Task statement:
Quote the material from the line with "Point xyxy=(324,162,336,169)" up to and including the line with "Bar xyxy=(355,123,371,217)", reproducing each line without any change.

***

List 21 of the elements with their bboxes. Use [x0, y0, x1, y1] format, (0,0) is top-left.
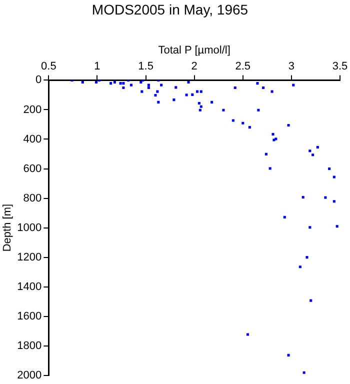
- y-tick-label: 1200: [17, 251, 42, 264]
- x-tick-label: 2.5: [235, 60, 251, 73]
- x-tick-label: 0.5: [41, 60, 56, 73]
- x-tick-label: 3: [288, 60, 295, 73]
- y-tick-label: 200: [23, 104, 42, 116]
- y-tick-label: 800: [23, 192, 42, 204]
- x-tick-label: 2: [191, 60, 198, 73]
- chart-title: MODS2005 in May, 1965: [92, 1, 248, 18]
- y-tick-label: 600: [23, 162, 42, 175]
- y-tick-label: 2000: [17, 369, 42, 382]
- y-tick-label: 1800: [17, 340, 42, 352]
- x-tick-label: 1: [94, 60, 100, 73]
- y-tick-label: 1600: [17, 310, 42, 322]
- x-tick-label: 3.5: [332, 60, 348, 73]
- y-tick-label: 1000: [17, 222, 42, 234]
- x-axis-title: Total P [µmol/l]: [158, 44, 230, 56]
- y-tick-label: 0: [36, 74, 42, 86]
- x-tick-label: 1.5: [138, 60, 154, 73]
- y-tick-label: 400: [23, 133, 42, 146]
- y-tick-label: 1400: [17, 280, 42, 293]
- y-axis-title: Depth [m]: [2, 204, 14, 252]
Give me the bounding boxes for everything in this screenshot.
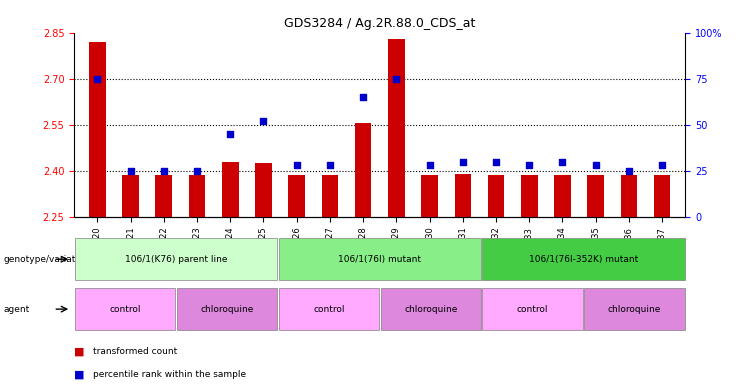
Point xyxy=(324,162,336,169)
Bar xyxy=(122,175,139,217)
Bar xyxy=(454,174,471,217)
Point xyxy=(590,162,602,169)
Bar xyxy=(488,175,505,217)
Text: control: control xyxy=(313,305,345,314)
Text: 106/1(76I) mutant: 106/1(76I) mutant xyxy=(338,255,422,264)
Point xyxy=(623,168,635,174)
Bar xyxy=(355,123,371,217)
Point xyxy=(91,76,103,82)
Text: control: control xyxy=(516,305,548,314)
Point xyxy=(424,162,436,169)
Point xyxy=(523,162,535,169)
Bar xyxy=(189,175,205,217)
Point xyxy=(225,131,236,137)
Bar xyxy=(621,175,637,217)
Bar xyxy=(156,175,172,217)
Text: 106/1(76I-352K) mutant: 106/1(76I-352K) mutant xyxy=(529,255,638,264)
Text: ■: ■ xyxy=(74,369,84,379)
Point xyxy=(490,159,502,165)
Point xyxy=(290,162,302,169)
Text: chloroquine: chloroquine xyxy=(200,305,253,314)
Bar xyxy=(521,175,537,217)
Point xyxy=(556,159,568,165)
Bar xyxy=(322,175,338,217)
Bar xyxy=(388,39,405,217)
Point xyxy=(391,76,402,82)
Text: ■: ■ xyxy=(74,346,84,356)
Bar xyxy=(588,175,604,217)
Point xyxy=(657,162,668,169)
Text: control: control xyxy=(109,305,141,314)
Point xyxy=(457,159,469,165)
Text: 106/1(K76) parent line: 106/1(K76) parent line xyxy=(124,255,227,264)
Point xyxy=(258,118,270,124)
Point xyxy=(124,168,136,174)
Text: genotype/variation: genotype/variation xyxy=(4,255,90,264)
Bar xyxy=(554,175,571,217)
Point xyxy=(357,94,369,100)
Text: transformed count: transformed count xyxy=(93,347,177,356)
Point xyxy=(191,168,203,174)
Title: GDS3284 / Ag.2R.88.0_CDS_at: GDS3284 / Ag.2R.88.0_CDS_at xyxy=(284,17,476,30)
Text: agent: agent xyxy=(4,305,30,314)
Bar xyxy=(222,162,239,217)
Bar xyxy=(255,163,272,217)
Text: chloroquine: chloroquine xyxy=(608,305,661,314)
Bar xyxy=(89,42,106,217)
Bar xyxy=(422,175,438,217)
Bar xyxy=(288,175,305,217)
Point xyxy=(158,168,170,174)
Text: percentile rank within the sample: percentile rank within the sample xyxy=(93,370,246,379)
Bar xyxy=(654,175,671,217)
Text: chloroquine: chloroquine xyxy=(404,305,457,314)
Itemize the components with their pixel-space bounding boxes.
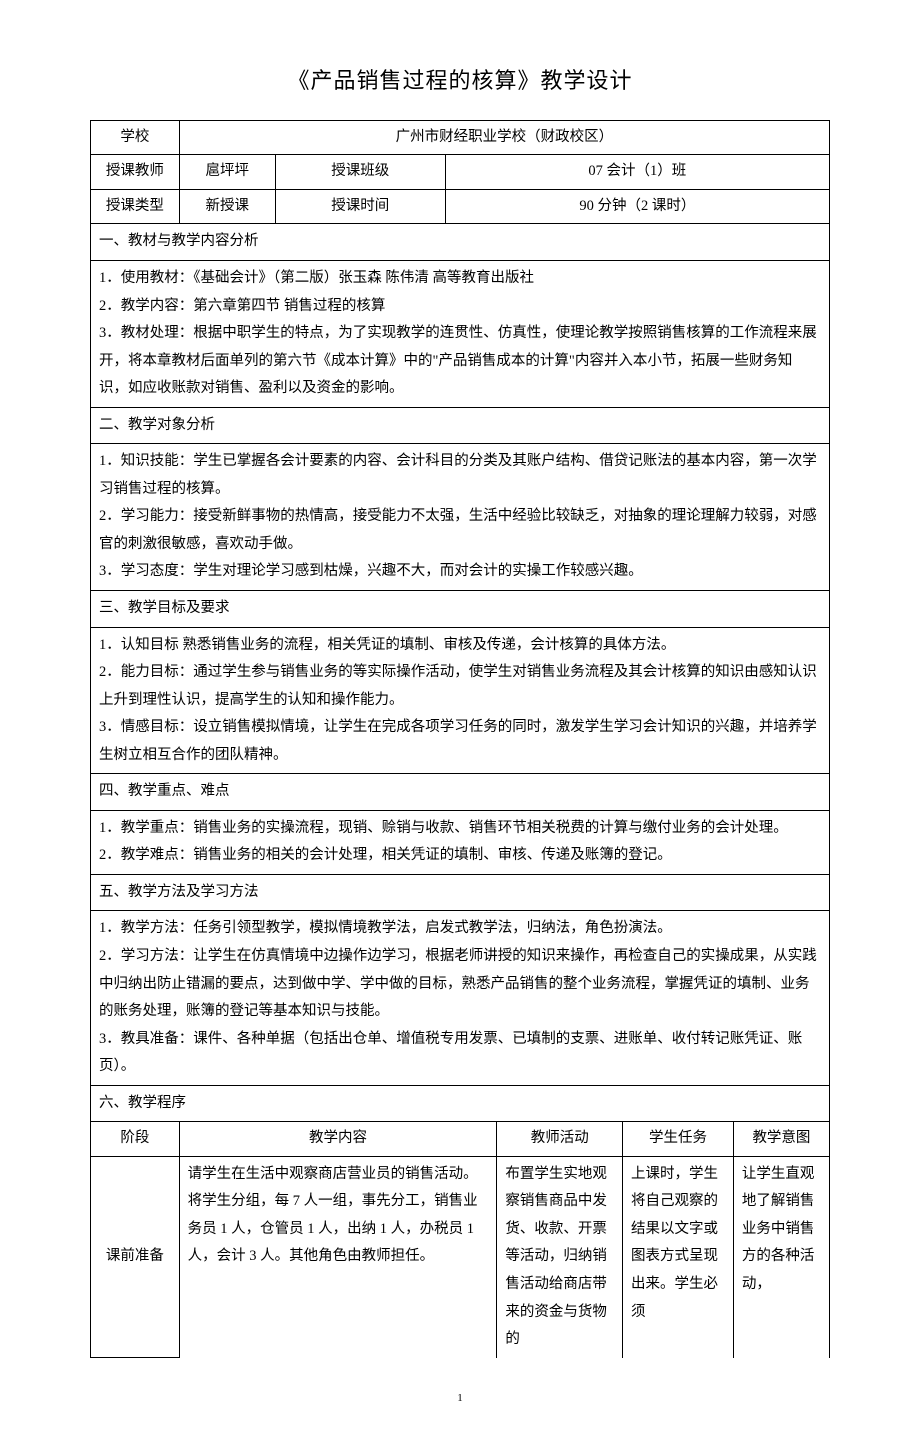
lesson-plan-table: 学校 广州市财经职业学校（财政校区） 授课教师 扈坪坪 授课班级 07 会计（1… (90, 120, 830, 1358)
s3-p3: 3．情感目标：设立销售模拟情境，让学生在完成各项学习任务的同时，激发学生学习会计… (99, 719, 817, 763)
s5-p3: 3．教具准备：课件、各种单据（包括出仓单、增值税专用发票、已填制的支票、进账单、… (99, 1031, 802, 1075)
s3-p2: 2．能力目标：通过学生参与销售业务的等实际操作活动，使学生对销售业务流程及其会计… (99, 664, 817, 708)
s1-p2: 2．教学内容：第六章第四节 销售过程的核算 (99, 298, 385, 314)
col-teacher: 教师活动 (497, 1122, 623, 1157)
s1-p3: 3．教材处理：根据中职学生的特点，为了实现教学的连贯性、仿真性，使理论教学按照销… (99, 325, 817, 396)
s5-p2: 2．学习方法：让学生在仿真情境中边操作边学习，根据老师讲授的知识来操作，再检查自… (99, 948, 817, 1019)
row1-content: 请学生在生活中观察商店营业员的销售活动。将学生分组，每 7 人一组，事先分工，销… (179, 1156, 497, 1357)
section-1-head: 一、教材与教学内容分析 (91, 224, 830, 261)
section-1-body: 1．使用教材：《基础会计》（第二版）张玉森 陈伟清 高等教育出版社 2．教学内容… (91, 260, 830, 407)
section-6-head: 六、教学程序 (91, 1085, 830, 1122)
row1-stage: 课前准备 (91, 1156, 180, 1357)
page-number: 1 (90, 1388, 830, 1409)
label-class: 授课班级 (275, 155, 445, 190)
section-4-head: 四、教学重点、难点 (91, 774, 830, 811)
section-4-body: 1．教学重点：销售业务的实操流程，现销、赊销与收款、销售环节相关税费的计算与缴付… (91, 810, 830, 874)
label-time: 授课时间 (275, 189, 445, 224)
section-2-body: 1．知识技能：学生已掌握各会计要素的内容、会计科目的分类及其账户结构、借贷记账法… (91, 444, 830, 591)
page-title: 《产品销售过程的核算》教学设计 (90, 60, 830, 102)
row1-intent: 让学生直观地了解销售业务中销售方的各种活动， (733, 1156, 829, 1357)
section-2-head: 二、教学对象分析 (91, 407, 830, 444)
col-intent: 教学意图 (733, 1122, 829, 1157)
value-class: 07 会计（1）班 (445, 155, 829, 190)
value-school: 广州市财经职业学校（财政校区） (179, 120, 829, 155)
s3-p1: 1．认知目标 熟悉销售业务的流程，相关凭证的填制、审核及传递，会计核算的具体方法… (99, 637, 675, 653)
s2-p2: 2．学习能力：接受新鲜事物的热情高，接受能力不太强，生活中经验比较缺乏，对抽象的… (99, 508, 817, 552)
section-3-body: 1．认知目标 熟悉销售业务的流程，相关凭证的填制、审核及传递，会计核算的具体方法… (91, 627, 830, 774)
value-type: 新授课 (179, 189, 275, 224)
col-stage: 阶段 (91, 1122, 180, 1157)
col-content: 教学内容 (179, 1122, 497, 1157)
value-time: 90 分钟（2 课时） (445, 189, 829, 224)
row1-student: 上课时，学生将自己观察的结果以文字或图表方式呈现出来。学生必须 (623, 1156, 734, 1357)
s5-p1: 1．教学方法：任务引领型教学，模拟情境教学法，启发式教学法，归纳法，角色扮演法。 (99, 920, 672, 936)
section-3-head: 三、教学目标及要求 (91, 591, 830, 628)
value-teacher: 扈坪坪 (179, 155, 275, 190)
label-school: 学校 (91, 120, 180, 155)
label-type: 授课类型 (91, 189, 180, 224)
section-5-head: 五、教学方法及学习方法 (91, 874, 830, 911)
section-5-body: 1．教学方法：任务引领型教学，模拟情境教学法，启发式教学法，归纳法，角色扮演法。… (91, 911, 830, 1085)
col-student: 学生任务 (623, 1122, 734, 1157)
s4-p1: 1．教学重点：销售业务的实操流程，现销、赊销与收款、销售环节相关税费的计算与缴付… (99, 820, 788, 836)
s2-p3: 3．学习态度：学生对理论学习感到枯燥，兴趣不大，而对会计的实操工作较感兴趣。 (99, 563, 643, 579)
label-teacher: 授课教师 (91, 155, 180, 190)
s4-p2: 2．教学难点：销售业务的相关的会计处理，相关凭证的填制、审核、传递及账簿的登记。 (99, 847, 672, 863)
s2-p1: 1．知识技能：学生已掌握各会计要素的内容、会计科目的分类及其账户结构、借贷记账法… (99, 453, 817, 497)
row1-teacher: 布置学生实地观察销售商品中发货、收款、开票等活动，归纳销售活动给商店带来的资金与… (497, 1156, 623, 1357)
s1-p1: 1．使用教材：《基础会计》（第二版）张玉森 陈伟清 高等教育出版社 (99, 270, 534, 286)
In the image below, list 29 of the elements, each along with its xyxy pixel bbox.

***

Response to this task:
Point xyxy=(324,162,336,169)
Bar xyxy=(122,175,139,217)
Bar xyxy=(454,174,471,217)
Point xyxy=(590,162,602,169)
Bar xyxy=(488,175,505,217)
Text: control: control xyxy=(313,305,345,314)
Text: 106/1(76I) mutant: 106/1(76I) mutant xyxy=(338,255,422,264)
Point xyxy=(623,168,635,174)
Bar xyxy=(355,123,371,217)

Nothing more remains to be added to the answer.